#### [EXTRACTED ENTRIES]
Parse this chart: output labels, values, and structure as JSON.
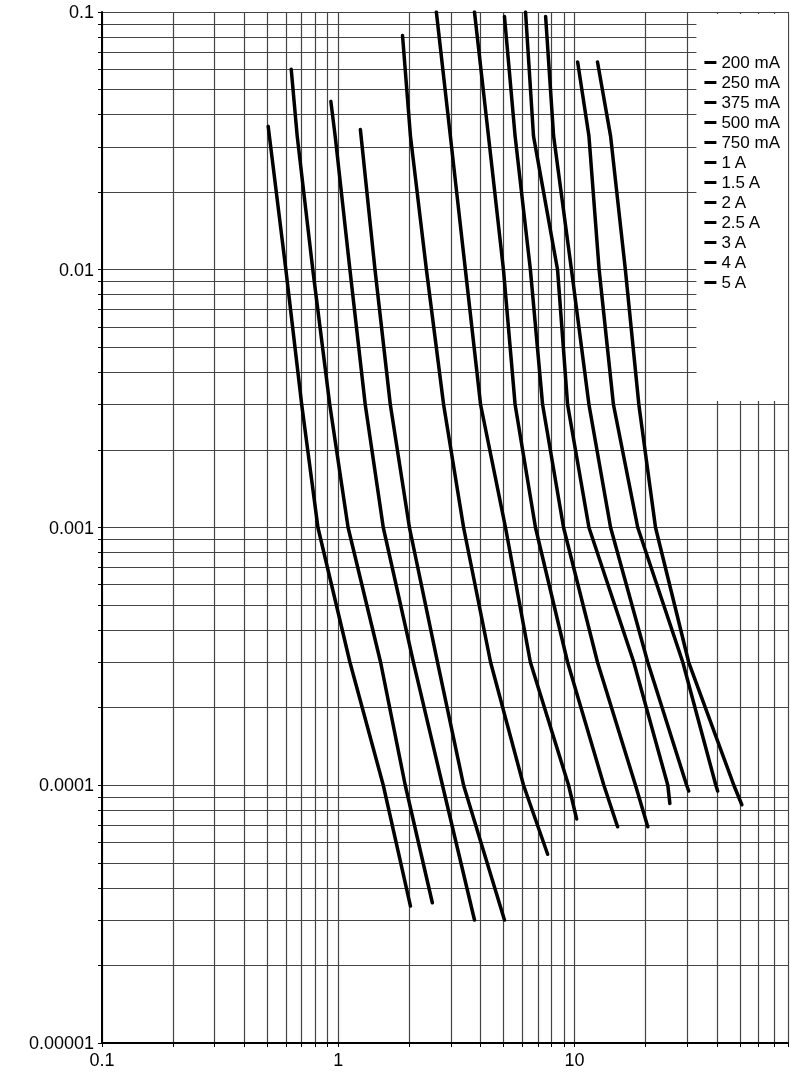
{
  "chart_data": {
    "type": "line",
    "log": "xy",
    "xlim": [
      0.1,
      80
    ],
    "ylim": [
      1e-05,
      0.1
    ],
    "xticks": [
      0.1,
      {
        "value": 0.2,
        "label": null
      },
      {
        "value": 0.3,
        "label": null
      },
      {
        "value": 0.4,
        "label": null
      },
      {
        "value": 0.5,
        "label": null
      },
      {
        "value": 0.6,
        "label": null
      },
      {
        "value": 0.7,
        "label": null
      },
      {
        "value": 0.8,
        "label": null
      },
      {
        "value": 0.9,
        "label": null
      },
      1,
      {
        "value": 2,
        "label": null
      },
      {
        "value": 3,
        "label": null
      },
      {
        "value": 4,
        "label": null
      },
      {
        "value": 5,
        "label": null
      },
      {
        "value": 6,
        "label": null
      },
      {
        "value": 7,
        "label": null
      },
      {
        "value": 8,
        "label": null
      },
      {
        "value": 9,
        "label": null
      },
      10,
      {
        "value": 20,
        "label": null
      },
      {
        "value": 30,
        "label": null
      },
      {
        "value": 40,
        "label": null
      },
      {
        "value": 50,
        "label": null
      },
      {
        "value": 60,
        "label": null
      },
      {
        "value": 70,
        "label": null
      },
      {
        "value": 80,
        "label": null
      }
    ],
    "yticks": [
      {
        "value": 1e-05,
        "label": "0.00001"
      },
      {
        "value": 2e-05,
        "label": null
      },
      {
        "value": 3e-05,
        "label": null
      },
      {
        "value": 4e-05,
        "label": null
      },
      {
        "value": 5e-05,
        "label": null
      },
      {
        "value": 6e-05,
        "label": null
      },
      {
        "value": 7e-05,
        "label": null
      },
      {
        "value": 8e-05,
        "label": null
      },
      {
        "value": 9e-05,
        "label": null
      },
      {
        "value": 0.0001,
        "label": "0.0001"
      },
      {
        "value": 0.0002,
        "label": null
      },
      {
        "value": 0.0003,
        "label": null
      },
      {
        "value": 0.0004,
        "label": null
      },
      {
        "value": 0.0005,
        "label": null
      },
      {
        "value": 0.0006,
        "label": null
      },
      {
        "value": 0.0007,
        "label": null
      },
      {
        "value": 0.0008,
        "label": null
      },
      {
        "value": 0.0009,
        "label": null
      },
      {
        "value": 0.001,
        "label": "0.001"
      },
      {
        "value": 0.002,
        "label": null
      },
      {
        "value": 0.003,
        "label": null
      },
      {
        "value": 0.004,
        "label": null
      },
      {
        "value": 0.005,
        "label": null
      },
      {
        "value": 0.006,
        "label": null
      },
      {
        "value": 0.007,
        "label": null
      },
      {
        "value": 0.008,
        "label": null
      },
      {
        "value": 0.009,
        "label": null
      },
      {
        "value": 0.01,
        "label": "0.01"
      },
      {
        "value": 0.02,
        "label": null
      },
      {
        "value": 0.03,
        "label": null
      },
      {
        "value": 0.04,
        "label": null
      },
      {
        "value": 0.05,
        "label": null
      },
      {
        "value": 0.06,
        "label": null
      },
      {
        "value": 0.07,
        "label": null
      },
      {
        "value": 0.08,
        "label": null
      },
      {
        "value": 0.09,
        "label": null
      },
      {
        "value": 0.1,
        "label": "0.1"
      }
    ],
    "grid": true,
    "legend": "top right",
    "series": [
      {
        "name": "200 mA",
        "color": "#000000",
        "x": [
          0.505,
          0.6,
          0.7,
          0.82,
          1.12,
          1.55,
          2.02
        ],
        "values": [
          0.036,
          0.01,
          0.003,
          0.001,
          0.0003,
          0.0001,
          3.4e-05
        ]
      },
      {
        "name": "250 mA",
        "color": "#000000",
        "x": [
          0.632,
          0.67,
          0.78,
          0.92,
          1.1,
          1.51,
          1.92,
          2.5
        ],
        "values": [
          0.06,
          0.033,
          0.01,
          0.003,
          0.001,
          0.0003,
          0.0001,
          3.5e-05
        ]
      },
      {
        "name": "375 mA",
        "color": "#000000",
        "x": [
          0.93,
          0.97,
          1.12,
          1.3,
          1.55,
          2.08,
          2.76,
          3.77
        ],
        "values": [
          0.045,
          0.033,
          0.01,
          0.003,
          0.001,
          0.0003,
          0.0001,
          3e-05
        ]
      },
      {
        "name": "500 mA",
        "color": "#000000",
        "x": [
          1.24,
          1.43,
          1.66,
          2.0,
          2.63,
          3.39,
          5.05
        ],
        "values": [
          0.035,
          0.01,
          0.003,
          0.001,
          0.0003,
          0.0001,
          3e-05
        ]
      },
      {
        "name": "750 mA",
        "color": "#000000",
        "x": [
          1.87,
          2.02,
          2.36,
          2.79,
          3.39,
          4.41,
          6.08,
          7.69
        ],
        "values": [
          0.081,
          0.033,
          0.01,
          0.003,
          0.001,
          0.0003,
          0.0001,
          5.4e-05
        ]
      },
      {
        "name": "1 A",
        "color": "#000000",
        "x": [
          2.6,
          2.98,
          3.45,
          4.0,
          5.1,
          6.5,
          9.43,
          10.2
        ],
        "values": [
          0.1,
          0.033,
          0.01,
          0.003,
          0.001,
          0.0003,
          0.0001,
          7.4e-05
        ]
      },
      {
        "name": "1.5 A",
        "color": "#000000",
        "x": [
          3.77,
          4.32,
          5.0,
          5.6,
          6.83,
          9.34,
          13.3,
          15.2
        ],
        "values": [
          0.1,
          0.033,
          0.01,
          0.003,
          0.001,
          0.0003,
          0.0001,
          6.9e-05
        ]
      },
      {
        "name": "2 A",
        "color": "#000000",
        "x": [
          5.05,
          5.6,
          6.5,
          7.32,
          8.98,
          12.5,
          18.1,
          20.4
        ],
        "values": [
          0.096,
          0.033,
          0.01,
          0.003,
          0.001,
          0.0003,
          0.0001,
          6.9e-05
        ]
      },
      {
        "name": "2.5 A",
        "color": "#000000",
        "x": [
          6.2,
          6.7,
          8.47,
          9.34,
          11.5,
          17.8,
          24.8,
          25.3
        ],
        "values": [
          0.1,
          0.033,
          0.01,
          0.003,
          0.001,
          0.0003,
          0.0001,
          8.5e-05
        ]
      },
      {
        "name": "3 A",
        "color": "#000000",
        "x": [
          7.54,
          8.15,
          9.7,
          11.5,
          14.2,
          20.4,
          29.8,
          30.4
        ],
        "values": [
          0.096,
          0.033,
          0.01,
          0.003,
          0.001,
          0.0003,
          0.0001,
          9.5e-05
        ]
      },
      {
        "name": "4 A",
        "color": "#000000",
        "x": [
          10.3,
          11.5,
          12.7,
          14.6,
          18.5,
          28.7,
          39.6,
          40.3
        ],
        "values": [
          0.064,
          0.033,
          0.01,
          0.003,
          0.001,
          0.0003,
          0.0001,
          9.5e-05
        ]
      },
      {
        "name": "5 A",
        "color": "#000000",
        "x": [
          12.5,
          14.2,
          16.4,
          18.7,
          22.0,
          30.4,
          47.2,
          51.0
        ],
        "values": [
          0.064,
          0.033,
          0.01,
          0.003,
          0.001,
          0.0003,
          0.0001,
          8.4e-05
        ]
      }
    ]
  }
}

#### [YOUR GOAL]
Gather every line from the listing above in which "name" appears, and copy those lines.

#### [SOLUTION]
        "name": "200 mA",
        "name": "250 mA",
        "name": "375 mA",
        "name": "500 mA",
        "name": "750 mA",
        "name": "1 A",
        "name": "1.5 A",
        "name": "2 A",
        "name": "2.5 A",
        "name": "3 A",
        "name": "4 A",
        "name": "5 A",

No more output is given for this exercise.